Data entries:
start

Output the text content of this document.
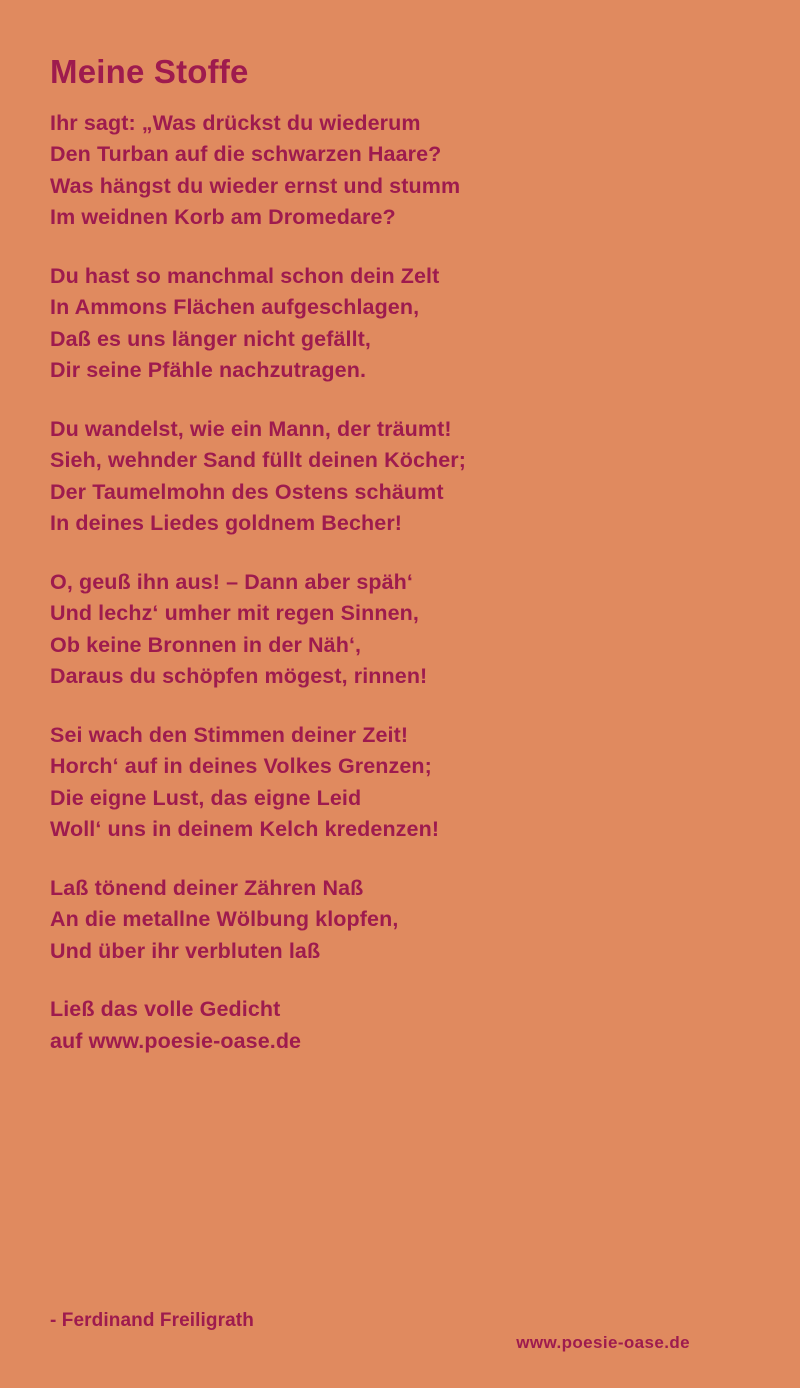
Meine Stoffe
Ihr sagt: „Was drückst du wiederum
Den Turban auf die schwarzen Haare?
Was hängst du wieder ernst und stumm
Im weidnen Korb am Dromedare?
Du hast so manchmal schon dein Zelt
In Ammons Flächen aufgeschlagen,
Daß es uns länger nicht gefällt,
Dir seine Pfähle nachzutragen.
Du wandelst, wie ein Mann, der träumt!
Sieh, wehnder Sand füllt deinen Köcher;
Der Taumelmohn des Ostens schäumt
In deines Liedes goldnem Becher!
O, geuß ihn aus! – Dann aber späh‘
Und lechz‘ umher mit regen Sinnen,
Ob keine Bronnen in der Näh‘,
Daraus du schöpfen mögest, rinnen!
Sei wach den Stimmen deiner Zeit!
Horch‘ auf in deines Volkes Grenzen;
Die eigne Lust, das eigne Leid
Woll‘ uns in deinem Kelch kredenzen!
Laß tönend deiner Zähren Naß
An die metallne Wölbung klopfen,
Und über ihr verbluten laß
Ließ das volle Gedicht
auf www.poesie-oase.de
- Ferdinand Freiligrath
www.poesie-oase.de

end

Your task is to pick out every line with the string "deines" and copy it.

In deines Liedes goldnem Becher!
Horch‘ auf in deines Volkes Grenzen;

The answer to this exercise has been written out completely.